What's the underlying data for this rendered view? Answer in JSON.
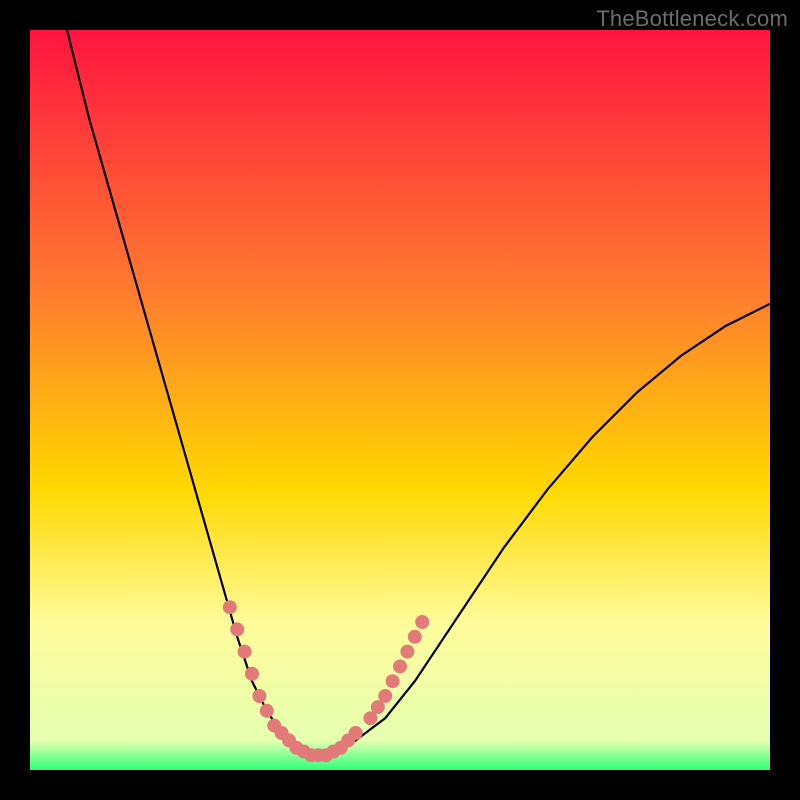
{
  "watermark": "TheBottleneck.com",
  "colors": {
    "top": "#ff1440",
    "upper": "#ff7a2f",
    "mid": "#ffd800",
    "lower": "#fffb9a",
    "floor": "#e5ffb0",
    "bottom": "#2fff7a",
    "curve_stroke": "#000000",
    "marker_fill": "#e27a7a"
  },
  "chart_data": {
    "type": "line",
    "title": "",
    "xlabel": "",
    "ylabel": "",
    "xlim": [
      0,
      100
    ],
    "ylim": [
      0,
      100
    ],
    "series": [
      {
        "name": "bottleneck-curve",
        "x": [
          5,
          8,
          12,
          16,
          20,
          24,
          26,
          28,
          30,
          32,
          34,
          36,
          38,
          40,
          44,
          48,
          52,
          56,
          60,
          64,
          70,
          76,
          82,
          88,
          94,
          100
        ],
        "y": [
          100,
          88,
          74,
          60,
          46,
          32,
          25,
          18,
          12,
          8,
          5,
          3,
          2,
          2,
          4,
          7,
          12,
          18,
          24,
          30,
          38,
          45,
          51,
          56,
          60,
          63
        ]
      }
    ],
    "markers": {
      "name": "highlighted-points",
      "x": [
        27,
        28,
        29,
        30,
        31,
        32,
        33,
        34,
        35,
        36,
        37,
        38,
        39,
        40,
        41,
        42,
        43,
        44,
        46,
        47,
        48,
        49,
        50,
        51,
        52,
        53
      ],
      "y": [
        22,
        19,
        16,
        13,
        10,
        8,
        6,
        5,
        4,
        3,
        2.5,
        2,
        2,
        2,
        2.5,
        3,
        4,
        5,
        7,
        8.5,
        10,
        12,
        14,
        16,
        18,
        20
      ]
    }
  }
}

══════════════════════════════

WHAT TO WORK ON – Provide the number of lines in the entries that include "name", and no other text.

EXERCISE RESULT – 2